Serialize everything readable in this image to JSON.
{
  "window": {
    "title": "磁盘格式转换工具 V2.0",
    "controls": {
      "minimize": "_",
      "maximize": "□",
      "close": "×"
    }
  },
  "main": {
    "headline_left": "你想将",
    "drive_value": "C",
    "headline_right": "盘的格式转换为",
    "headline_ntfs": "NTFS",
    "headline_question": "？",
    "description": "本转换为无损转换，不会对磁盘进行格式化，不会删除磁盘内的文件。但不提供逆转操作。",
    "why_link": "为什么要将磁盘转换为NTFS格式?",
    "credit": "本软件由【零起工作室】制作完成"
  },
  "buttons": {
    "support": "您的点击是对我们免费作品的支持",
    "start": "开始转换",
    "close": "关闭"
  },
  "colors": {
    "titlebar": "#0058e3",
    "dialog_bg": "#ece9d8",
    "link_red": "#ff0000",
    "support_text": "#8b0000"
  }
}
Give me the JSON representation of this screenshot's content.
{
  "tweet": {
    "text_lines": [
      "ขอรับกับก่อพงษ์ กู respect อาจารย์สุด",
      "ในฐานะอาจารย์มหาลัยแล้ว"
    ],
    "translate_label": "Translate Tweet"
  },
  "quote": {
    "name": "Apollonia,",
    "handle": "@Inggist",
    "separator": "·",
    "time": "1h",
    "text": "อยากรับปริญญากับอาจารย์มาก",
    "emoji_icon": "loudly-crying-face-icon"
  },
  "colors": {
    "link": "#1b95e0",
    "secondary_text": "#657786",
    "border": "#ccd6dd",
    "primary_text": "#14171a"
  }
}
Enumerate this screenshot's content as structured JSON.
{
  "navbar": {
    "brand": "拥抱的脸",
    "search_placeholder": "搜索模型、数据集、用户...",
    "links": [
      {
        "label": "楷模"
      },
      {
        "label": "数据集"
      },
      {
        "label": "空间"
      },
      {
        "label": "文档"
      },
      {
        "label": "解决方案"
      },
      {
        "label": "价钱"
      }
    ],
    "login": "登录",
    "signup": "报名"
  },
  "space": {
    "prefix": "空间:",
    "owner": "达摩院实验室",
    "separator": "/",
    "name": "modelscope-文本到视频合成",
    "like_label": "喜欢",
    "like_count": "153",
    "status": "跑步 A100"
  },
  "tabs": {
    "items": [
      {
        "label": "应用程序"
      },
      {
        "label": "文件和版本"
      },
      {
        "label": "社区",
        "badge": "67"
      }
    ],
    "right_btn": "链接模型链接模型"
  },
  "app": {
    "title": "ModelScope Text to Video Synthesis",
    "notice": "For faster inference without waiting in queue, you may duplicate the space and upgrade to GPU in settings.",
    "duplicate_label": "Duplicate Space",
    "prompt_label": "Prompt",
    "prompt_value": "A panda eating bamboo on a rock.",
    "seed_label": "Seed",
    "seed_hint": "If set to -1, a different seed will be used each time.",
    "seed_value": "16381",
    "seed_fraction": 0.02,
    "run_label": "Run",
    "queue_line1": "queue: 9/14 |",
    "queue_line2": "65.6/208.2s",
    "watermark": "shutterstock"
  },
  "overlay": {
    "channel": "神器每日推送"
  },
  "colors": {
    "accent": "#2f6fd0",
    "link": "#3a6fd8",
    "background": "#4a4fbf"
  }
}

_ _ _ _ _ _ _

* PROMPT:
Write out every line from the records above, word for word.

* EXERCISE ANSWER:
Serialize everything readable in this image to JSON.
{
  "window": {
    "title": "磁盘格式转换工具 V2.0",
    "controls": {
      "minimize": "_",
      "maximize": "□",
      "close": "×"
    }
  },
  "main": {
    "headline_left": "你想将",
    "drive_value": "C",
    "headline_right": "盘的格式转换为",
    "headline_ntfs": "NTFS",
    "headline_question": "？",
    "description": "本转换为无损转换，不会对磁盘进行格式化，不会删除磁盘内的文件。但不提供逆转操作。",
    "why_link": "为什么要将磁盘转换为NTFS格式?",
    "credit": "本软件由【零起工作室】制作完成"
  },
  "buttons": {
    "support": "您的点击是对我们免费作品的支持",
    "start": "开始转换",
    "close": "关闭"
  },
  "colors": {
    "titlebar": "#0058e3",
    "dialog_bg": "#ece9d8",
    "link_red": "#ff0000",
    "support_text": "#8b0000"
  }
}
Give me the JSON representation of this screenshot's content.
{
  "tweet": {
    "text_lines": [
      "ขอรับกับก่อพงษ์ กู respect อาจารย์สุด",
      "ในฐานะอาจารย์มหาลัยแล้ว"
    ],
    "translate_label": "Translate Tweet"
  },
  "quote": {
    "name": "Apollonia,",
    "handle": "@Inggist",
    "separator": "·",
    "time": "1h",
    "text": "อยากรับปริญญากับอาจารย์มาก",
    "emoji_icon": "loudly-crying-face-icon"
  },
  "colors": {
    "link": "#1b95e0",
    "secondary_text": "#657786",
    "border": "#ccd6dd",
    "primary_text": "#14171a"
  }
}
Enumerate this screenshot's content as structured JSON.
{
  "navbar": {
    "brand": "拥抱的脸",
    "search_placeholder": "搜索模型、数据集、用户...",
    "links": [
      {
        "label": "楷模"
      },
      {
        "label": "数据集"
      },
      {
        "label": "空间"
      },
      {
        "label": "文档"
      },
      {
        "label": "解决方案"
      },
      {
        "label": "价钱"
      }
    ],
    "login": "登录",
    "signup": "报名"
  },
  "space": {
    "prefix": "空间:",
    "owner": "达摩院实验室",
    "separator": "/",
    "name": "modelscope-文本到视频合成",
    "like_label": "喜欢",
    "like_count": "153",
    "status": "跑步 A100"
  },
  "tabs": {
    "items": [
      {
        "label": "应用程序"
      },
      {
        "label": "文件和版本"
      },
      {
        "label": "社区",
        "badge": "67"
      }
    ],
    "right_btn": "链接模型链接模型"
  },
  "app": {
    "title": "ModelScope Text to Video Synthesis",
    "notice": "For faster inference without waiting in queue, you may duplicate the space and upgrade to GPU in settings.",
    "duplicate_label": "Duplicate Space",
    "prompt_label": "Prompt",
    "prompt_value": "A panda eating bamboo on a rock.",
    "seed_label": "Seed",
    "seed_hint": "If set to -1, a different seed will be used each time.",
    "seed_value": "16381",
    "seed_fraction": 0.02,
    "run_label": "Run",
    "queue_line1": "queue: 9/14 |",
    "queue_line2": "65.6/208.2s",
    "watermark": "shutterstock"
  },
  "overlay": {
    "channel": "神器每日推送"
  },
  "colors": {
    "accent": "#2f6fd0",
    "link": "#3a6fd8",
    "background": "#4a4fbf"
  }
}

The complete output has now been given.